▶ [WHAT YOU ARE ASKED TO DO] Take from the listing each line that has the string "value".

▶ [EXERCISE MATERIAL]
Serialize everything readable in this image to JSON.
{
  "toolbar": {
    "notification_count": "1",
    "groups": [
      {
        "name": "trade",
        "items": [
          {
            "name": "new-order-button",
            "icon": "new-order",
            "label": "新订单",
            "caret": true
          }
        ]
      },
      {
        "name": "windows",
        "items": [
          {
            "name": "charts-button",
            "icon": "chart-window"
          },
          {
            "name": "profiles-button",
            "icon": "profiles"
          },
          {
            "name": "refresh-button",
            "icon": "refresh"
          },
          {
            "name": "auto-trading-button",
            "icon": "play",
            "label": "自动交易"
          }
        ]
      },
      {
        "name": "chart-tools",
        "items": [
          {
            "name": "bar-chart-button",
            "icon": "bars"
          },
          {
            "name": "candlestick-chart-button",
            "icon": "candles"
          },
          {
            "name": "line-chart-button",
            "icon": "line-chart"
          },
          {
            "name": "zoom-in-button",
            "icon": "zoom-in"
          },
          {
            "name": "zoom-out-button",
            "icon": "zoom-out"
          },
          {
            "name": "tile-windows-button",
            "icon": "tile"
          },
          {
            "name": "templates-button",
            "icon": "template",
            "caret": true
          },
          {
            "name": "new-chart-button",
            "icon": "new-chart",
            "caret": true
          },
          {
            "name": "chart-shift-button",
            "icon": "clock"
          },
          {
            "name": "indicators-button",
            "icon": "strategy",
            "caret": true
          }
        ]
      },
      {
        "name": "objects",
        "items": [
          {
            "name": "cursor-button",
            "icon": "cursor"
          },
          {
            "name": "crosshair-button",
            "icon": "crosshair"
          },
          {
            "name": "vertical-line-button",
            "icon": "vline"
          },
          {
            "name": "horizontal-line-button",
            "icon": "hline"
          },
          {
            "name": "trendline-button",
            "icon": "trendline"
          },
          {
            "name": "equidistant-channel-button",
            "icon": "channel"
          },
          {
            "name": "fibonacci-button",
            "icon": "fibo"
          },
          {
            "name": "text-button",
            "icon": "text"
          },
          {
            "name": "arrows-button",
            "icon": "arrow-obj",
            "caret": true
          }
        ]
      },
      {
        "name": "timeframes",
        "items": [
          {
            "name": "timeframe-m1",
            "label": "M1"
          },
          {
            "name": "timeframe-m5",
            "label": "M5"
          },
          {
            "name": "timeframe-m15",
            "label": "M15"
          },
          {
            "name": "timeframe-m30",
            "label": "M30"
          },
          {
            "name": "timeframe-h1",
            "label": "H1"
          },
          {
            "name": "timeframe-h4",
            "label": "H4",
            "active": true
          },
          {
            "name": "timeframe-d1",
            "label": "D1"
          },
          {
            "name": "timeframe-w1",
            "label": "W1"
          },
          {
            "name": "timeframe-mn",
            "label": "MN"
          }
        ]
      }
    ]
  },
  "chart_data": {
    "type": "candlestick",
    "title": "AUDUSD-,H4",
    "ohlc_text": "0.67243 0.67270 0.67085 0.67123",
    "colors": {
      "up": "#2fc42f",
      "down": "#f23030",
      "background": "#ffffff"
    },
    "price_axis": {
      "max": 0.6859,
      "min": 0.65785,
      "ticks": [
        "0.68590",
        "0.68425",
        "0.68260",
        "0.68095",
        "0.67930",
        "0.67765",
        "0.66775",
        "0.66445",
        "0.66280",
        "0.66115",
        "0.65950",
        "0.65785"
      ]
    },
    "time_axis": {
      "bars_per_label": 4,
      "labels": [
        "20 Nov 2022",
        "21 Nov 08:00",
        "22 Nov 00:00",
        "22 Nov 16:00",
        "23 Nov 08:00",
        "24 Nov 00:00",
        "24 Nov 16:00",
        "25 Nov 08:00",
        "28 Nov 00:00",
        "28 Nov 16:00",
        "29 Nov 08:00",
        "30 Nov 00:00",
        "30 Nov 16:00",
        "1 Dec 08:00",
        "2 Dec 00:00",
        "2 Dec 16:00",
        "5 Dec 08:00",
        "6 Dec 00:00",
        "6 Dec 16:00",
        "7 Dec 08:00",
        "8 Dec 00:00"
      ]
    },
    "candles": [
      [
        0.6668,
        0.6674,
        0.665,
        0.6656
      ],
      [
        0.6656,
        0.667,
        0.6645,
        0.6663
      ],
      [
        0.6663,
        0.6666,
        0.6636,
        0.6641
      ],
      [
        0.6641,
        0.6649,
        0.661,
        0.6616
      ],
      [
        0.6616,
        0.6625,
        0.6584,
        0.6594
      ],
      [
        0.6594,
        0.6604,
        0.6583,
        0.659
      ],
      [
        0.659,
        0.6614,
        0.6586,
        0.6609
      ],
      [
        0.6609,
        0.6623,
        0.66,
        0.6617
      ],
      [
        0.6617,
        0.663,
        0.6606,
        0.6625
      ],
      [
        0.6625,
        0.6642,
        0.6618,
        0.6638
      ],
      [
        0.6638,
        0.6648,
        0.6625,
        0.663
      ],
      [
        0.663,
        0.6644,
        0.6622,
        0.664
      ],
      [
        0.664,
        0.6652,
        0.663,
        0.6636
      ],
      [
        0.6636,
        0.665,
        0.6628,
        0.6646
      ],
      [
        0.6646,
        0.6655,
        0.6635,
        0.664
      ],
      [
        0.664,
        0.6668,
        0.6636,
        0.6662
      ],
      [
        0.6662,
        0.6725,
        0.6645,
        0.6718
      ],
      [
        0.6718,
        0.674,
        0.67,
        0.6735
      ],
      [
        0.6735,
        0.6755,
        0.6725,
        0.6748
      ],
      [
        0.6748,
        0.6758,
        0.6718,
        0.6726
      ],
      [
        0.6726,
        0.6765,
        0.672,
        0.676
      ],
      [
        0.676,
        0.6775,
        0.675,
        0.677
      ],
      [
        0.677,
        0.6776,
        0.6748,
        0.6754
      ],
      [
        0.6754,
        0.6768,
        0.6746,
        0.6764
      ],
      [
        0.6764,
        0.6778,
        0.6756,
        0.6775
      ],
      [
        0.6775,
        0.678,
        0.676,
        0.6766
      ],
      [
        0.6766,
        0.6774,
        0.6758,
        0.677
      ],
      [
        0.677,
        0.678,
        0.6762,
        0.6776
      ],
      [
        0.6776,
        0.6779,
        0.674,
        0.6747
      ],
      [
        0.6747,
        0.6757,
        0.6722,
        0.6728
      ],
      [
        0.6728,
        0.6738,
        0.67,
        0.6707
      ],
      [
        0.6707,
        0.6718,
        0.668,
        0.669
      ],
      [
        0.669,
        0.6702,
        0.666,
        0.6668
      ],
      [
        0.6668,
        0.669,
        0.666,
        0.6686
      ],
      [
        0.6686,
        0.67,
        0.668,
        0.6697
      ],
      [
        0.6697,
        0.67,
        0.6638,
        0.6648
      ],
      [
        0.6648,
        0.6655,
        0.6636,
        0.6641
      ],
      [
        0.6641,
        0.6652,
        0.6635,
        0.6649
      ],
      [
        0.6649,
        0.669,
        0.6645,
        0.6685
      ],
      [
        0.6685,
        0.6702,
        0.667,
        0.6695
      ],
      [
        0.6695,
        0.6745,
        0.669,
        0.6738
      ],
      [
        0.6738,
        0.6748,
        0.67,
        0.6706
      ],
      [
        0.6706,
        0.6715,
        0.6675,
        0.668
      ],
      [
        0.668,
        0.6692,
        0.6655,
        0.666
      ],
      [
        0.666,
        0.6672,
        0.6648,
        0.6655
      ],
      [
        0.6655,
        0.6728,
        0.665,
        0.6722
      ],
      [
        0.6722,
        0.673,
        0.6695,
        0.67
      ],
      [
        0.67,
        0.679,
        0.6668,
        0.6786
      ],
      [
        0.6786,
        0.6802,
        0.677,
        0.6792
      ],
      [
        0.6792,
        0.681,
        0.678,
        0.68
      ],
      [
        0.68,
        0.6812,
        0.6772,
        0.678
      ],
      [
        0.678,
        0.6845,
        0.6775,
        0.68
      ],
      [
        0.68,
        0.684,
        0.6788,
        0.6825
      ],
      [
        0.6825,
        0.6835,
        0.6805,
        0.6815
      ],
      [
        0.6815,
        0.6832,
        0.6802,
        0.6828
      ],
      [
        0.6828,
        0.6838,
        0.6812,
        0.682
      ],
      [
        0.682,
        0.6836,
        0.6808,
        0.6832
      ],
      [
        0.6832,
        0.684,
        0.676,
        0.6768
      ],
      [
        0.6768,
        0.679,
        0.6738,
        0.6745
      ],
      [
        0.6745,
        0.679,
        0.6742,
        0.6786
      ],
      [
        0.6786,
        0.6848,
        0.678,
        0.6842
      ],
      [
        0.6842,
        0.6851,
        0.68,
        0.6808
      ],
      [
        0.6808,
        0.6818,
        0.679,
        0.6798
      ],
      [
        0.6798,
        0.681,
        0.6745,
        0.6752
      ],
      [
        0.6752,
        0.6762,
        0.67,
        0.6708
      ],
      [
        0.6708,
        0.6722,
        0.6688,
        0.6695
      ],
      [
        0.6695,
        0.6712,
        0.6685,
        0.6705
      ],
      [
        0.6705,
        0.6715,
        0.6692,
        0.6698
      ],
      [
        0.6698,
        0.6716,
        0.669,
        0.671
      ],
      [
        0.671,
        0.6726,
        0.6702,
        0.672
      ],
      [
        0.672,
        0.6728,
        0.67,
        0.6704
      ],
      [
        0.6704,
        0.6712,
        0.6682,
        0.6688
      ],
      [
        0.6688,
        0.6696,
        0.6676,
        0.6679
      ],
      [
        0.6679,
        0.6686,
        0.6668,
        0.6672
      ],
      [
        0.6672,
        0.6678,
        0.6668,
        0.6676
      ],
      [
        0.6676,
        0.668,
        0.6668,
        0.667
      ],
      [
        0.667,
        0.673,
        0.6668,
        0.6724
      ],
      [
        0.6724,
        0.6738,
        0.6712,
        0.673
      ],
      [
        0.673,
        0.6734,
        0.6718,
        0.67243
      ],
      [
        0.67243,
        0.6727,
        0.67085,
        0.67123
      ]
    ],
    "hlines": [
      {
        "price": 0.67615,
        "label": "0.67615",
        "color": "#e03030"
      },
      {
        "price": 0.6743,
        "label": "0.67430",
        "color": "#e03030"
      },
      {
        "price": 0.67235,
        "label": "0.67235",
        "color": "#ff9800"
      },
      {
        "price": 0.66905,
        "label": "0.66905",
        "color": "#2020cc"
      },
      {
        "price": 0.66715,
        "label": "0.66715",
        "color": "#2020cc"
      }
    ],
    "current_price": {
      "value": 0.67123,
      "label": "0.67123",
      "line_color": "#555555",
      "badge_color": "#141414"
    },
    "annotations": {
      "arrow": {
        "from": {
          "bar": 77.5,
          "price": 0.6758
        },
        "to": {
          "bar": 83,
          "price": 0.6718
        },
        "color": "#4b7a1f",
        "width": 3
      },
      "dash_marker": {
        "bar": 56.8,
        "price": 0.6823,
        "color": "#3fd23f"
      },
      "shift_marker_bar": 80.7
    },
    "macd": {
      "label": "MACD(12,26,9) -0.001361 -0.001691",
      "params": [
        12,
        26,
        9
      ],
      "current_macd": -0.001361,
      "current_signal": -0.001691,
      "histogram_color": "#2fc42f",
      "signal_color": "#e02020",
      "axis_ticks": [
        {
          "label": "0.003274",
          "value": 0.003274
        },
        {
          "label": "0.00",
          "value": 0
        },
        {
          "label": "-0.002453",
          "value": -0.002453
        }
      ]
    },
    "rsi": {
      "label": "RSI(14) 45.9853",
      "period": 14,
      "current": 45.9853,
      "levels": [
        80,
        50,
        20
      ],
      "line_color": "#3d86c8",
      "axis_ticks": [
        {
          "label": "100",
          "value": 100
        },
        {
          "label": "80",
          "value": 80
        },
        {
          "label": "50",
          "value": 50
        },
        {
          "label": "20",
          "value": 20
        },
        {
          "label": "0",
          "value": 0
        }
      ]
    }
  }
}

▶ [FINAL RESULT]
      "value": 0.67123,
          "value": 0.003274
          "value": 0
          "value": -0.002453
          "value": 100
          "value": 80
          "value": 50
          "value": 20
          "value": 0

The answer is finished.